▶ WHAT IS REQUIRED
Answer with nothing but a number: how many lines include the word "JSON"?
begin
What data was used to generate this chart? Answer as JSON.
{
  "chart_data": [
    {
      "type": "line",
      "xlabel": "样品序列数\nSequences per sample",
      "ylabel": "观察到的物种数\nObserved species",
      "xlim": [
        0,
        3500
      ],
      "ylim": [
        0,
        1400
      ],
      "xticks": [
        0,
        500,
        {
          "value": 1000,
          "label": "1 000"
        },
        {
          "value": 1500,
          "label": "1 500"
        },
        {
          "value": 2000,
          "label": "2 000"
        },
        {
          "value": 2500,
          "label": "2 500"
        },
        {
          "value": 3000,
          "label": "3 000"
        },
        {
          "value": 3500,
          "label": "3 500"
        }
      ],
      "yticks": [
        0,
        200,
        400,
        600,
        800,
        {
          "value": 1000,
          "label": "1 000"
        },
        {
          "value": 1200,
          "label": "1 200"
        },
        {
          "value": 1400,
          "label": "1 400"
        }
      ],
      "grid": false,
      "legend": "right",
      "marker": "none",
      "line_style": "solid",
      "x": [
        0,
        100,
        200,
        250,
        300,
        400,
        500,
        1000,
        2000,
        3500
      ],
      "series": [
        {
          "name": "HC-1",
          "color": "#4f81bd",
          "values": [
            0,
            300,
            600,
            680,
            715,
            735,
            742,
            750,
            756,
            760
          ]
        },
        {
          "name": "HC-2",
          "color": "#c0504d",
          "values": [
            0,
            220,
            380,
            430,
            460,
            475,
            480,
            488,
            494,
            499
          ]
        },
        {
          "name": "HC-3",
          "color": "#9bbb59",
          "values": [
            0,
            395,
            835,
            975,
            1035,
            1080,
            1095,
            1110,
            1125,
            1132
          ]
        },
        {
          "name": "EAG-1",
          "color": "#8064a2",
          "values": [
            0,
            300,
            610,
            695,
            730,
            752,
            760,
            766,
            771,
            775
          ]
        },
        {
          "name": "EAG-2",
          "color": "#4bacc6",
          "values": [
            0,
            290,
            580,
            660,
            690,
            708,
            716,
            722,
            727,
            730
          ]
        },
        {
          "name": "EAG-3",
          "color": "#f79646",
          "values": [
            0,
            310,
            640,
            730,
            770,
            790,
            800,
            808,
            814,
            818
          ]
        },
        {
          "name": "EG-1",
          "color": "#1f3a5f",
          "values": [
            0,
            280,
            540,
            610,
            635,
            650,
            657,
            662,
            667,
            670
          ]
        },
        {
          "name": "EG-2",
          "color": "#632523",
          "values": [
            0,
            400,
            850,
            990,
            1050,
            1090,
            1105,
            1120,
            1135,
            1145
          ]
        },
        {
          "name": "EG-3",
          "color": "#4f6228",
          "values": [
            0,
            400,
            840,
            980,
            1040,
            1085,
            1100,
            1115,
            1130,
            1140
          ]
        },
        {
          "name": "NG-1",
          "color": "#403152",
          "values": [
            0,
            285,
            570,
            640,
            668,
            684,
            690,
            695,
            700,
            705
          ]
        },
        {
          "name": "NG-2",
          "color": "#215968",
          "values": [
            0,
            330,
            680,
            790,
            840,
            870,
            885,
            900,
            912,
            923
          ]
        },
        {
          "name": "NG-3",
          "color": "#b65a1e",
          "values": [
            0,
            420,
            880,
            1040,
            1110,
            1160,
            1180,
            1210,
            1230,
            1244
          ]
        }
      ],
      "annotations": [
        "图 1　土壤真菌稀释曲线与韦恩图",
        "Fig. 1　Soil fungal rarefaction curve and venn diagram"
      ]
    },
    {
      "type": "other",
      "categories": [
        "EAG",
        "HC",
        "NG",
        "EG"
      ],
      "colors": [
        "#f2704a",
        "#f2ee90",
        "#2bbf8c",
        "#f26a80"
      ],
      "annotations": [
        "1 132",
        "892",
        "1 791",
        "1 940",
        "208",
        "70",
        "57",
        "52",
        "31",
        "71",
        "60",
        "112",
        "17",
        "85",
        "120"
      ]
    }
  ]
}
end
begin
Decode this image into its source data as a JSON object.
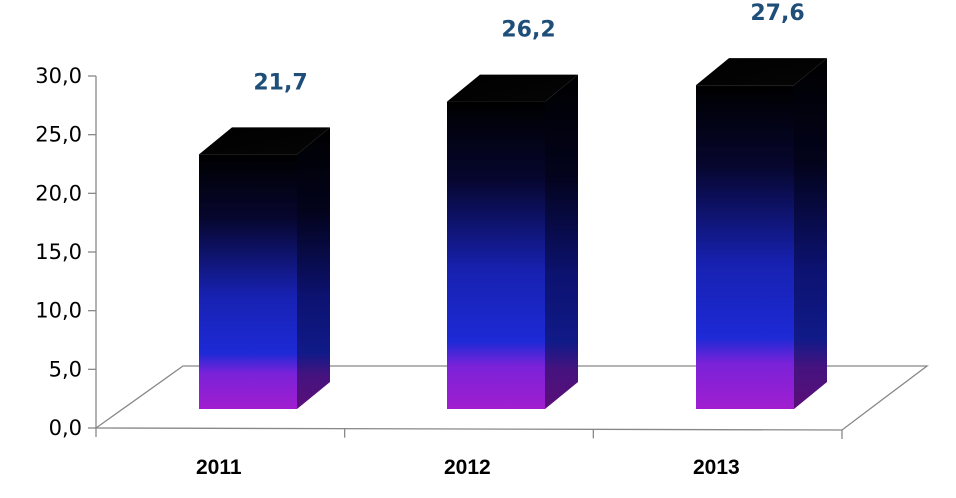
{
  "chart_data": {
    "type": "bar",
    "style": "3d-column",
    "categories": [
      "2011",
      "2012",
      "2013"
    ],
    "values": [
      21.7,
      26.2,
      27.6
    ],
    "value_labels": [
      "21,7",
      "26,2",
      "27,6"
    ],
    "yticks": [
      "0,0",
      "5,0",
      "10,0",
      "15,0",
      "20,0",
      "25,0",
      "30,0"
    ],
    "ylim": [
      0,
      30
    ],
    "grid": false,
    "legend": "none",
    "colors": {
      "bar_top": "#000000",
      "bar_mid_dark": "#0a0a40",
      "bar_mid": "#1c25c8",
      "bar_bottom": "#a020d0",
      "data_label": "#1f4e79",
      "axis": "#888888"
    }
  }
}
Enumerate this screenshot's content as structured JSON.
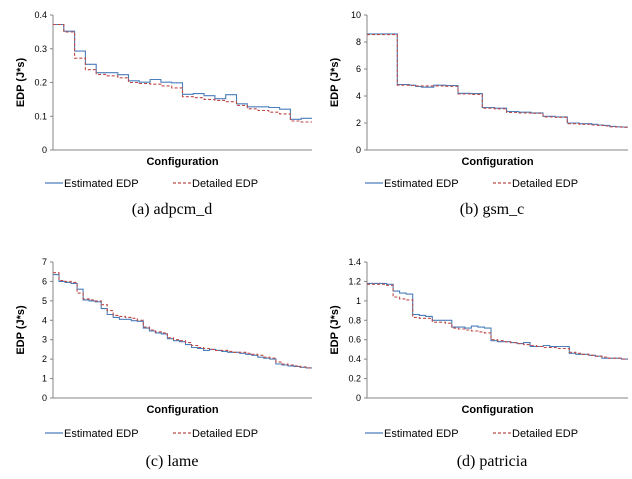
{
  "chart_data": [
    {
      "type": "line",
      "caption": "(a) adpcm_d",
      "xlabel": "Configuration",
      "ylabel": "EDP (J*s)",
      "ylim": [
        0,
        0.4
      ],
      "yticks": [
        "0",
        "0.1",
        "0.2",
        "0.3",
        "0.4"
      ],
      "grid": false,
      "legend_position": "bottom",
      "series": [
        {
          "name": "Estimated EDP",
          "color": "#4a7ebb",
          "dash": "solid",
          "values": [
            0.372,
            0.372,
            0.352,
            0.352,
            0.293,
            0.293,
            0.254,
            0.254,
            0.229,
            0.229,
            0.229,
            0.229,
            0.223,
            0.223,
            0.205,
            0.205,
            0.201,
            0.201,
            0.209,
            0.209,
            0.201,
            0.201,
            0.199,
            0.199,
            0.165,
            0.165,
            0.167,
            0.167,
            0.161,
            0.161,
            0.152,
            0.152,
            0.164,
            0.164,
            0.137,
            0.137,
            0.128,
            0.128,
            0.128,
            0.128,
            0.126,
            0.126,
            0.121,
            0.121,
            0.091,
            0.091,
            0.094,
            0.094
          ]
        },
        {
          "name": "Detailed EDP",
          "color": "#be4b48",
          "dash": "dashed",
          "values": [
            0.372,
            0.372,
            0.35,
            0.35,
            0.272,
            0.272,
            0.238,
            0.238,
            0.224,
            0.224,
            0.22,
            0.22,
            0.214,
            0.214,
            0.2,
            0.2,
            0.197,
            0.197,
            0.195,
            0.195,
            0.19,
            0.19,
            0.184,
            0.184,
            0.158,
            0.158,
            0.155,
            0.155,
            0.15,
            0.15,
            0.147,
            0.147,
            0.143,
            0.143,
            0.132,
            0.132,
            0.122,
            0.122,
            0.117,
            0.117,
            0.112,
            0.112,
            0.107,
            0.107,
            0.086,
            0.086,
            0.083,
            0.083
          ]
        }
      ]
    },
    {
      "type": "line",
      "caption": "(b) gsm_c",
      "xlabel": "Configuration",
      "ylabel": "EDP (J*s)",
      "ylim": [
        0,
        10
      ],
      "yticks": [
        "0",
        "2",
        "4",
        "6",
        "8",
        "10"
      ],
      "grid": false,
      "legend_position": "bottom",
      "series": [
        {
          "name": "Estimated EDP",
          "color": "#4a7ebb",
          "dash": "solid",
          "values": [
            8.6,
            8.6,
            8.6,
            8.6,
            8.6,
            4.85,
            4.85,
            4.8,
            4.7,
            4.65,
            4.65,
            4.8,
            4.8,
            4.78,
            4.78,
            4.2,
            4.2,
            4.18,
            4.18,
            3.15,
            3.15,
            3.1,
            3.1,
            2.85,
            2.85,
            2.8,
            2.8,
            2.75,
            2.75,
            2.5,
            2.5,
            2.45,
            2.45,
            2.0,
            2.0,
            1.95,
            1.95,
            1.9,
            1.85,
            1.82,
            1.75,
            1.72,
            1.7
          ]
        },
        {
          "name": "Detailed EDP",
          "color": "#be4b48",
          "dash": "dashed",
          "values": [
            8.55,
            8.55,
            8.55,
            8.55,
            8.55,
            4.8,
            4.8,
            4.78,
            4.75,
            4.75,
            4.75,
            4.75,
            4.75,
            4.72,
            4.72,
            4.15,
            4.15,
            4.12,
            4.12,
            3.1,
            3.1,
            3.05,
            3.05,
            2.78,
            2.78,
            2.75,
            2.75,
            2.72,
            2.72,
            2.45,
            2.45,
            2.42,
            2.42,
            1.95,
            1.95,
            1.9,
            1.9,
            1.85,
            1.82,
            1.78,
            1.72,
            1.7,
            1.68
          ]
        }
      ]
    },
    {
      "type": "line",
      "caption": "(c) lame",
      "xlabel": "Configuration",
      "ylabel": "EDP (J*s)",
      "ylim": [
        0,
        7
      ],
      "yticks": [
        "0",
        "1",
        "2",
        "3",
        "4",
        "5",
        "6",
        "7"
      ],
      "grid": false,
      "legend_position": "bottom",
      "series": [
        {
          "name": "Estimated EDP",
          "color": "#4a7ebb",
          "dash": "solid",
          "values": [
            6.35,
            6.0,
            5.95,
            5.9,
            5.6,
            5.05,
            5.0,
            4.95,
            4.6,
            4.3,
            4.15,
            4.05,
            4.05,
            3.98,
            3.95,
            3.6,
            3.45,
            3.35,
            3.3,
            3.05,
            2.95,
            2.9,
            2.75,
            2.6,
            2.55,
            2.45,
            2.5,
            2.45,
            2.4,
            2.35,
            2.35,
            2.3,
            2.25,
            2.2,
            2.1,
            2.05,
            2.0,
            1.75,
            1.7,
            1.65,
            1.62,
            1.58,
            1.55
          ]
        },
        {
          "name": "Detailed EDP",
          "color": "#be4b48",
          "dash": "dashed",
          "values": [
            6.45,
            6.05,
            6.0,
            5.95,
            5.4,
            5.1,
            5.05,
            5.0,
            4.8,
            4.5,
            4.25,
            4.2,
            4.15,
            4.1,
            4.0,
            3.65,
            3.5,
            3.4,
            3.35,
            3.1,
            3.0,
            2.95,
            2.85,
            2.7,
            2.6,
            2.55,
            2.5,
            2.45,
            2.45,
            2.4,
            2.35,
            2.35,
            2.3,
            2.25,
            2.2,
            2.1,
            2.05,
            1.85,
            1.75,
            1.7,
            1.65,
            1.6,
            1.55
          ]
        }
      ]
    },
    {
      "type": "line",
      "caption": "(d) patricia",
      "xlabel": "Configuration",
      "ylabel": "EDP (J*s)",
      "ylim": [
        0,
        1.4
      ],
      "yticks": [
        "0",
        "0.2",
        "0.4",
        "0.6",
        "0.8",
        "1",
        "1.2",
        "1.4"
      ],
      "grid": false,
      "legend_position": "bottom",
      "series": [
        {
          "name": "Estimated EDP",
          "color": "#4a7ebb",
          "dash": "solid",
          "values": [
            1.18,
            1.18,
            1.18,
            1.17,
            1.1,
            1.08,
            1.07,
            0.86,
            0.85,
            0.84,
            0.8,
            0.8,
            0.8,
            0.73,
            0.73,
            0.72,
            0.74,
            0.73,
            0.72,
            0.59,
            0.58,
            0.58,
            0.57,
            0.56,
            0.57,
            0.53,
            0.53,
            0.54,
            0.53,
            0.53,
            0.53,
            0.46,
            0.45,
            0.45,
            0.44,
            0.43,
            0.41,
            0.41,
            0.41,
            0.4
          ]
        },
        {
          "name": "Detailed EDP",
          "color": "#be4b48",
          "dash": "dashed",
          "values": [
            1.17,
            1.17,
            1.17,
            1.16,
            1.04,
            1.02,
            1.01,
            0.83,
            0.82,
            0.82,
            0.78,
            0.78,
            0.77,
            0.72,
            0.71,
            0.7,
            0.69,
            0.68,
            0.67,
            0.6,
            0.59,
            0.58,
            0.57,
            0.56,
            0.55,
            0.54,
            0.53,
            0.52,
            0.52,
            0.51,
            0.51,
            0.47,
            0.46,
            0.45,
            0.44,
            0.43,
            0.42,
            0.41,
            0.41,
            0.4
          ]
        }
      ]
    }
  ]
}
end
▶ EXERCISE RESULT
3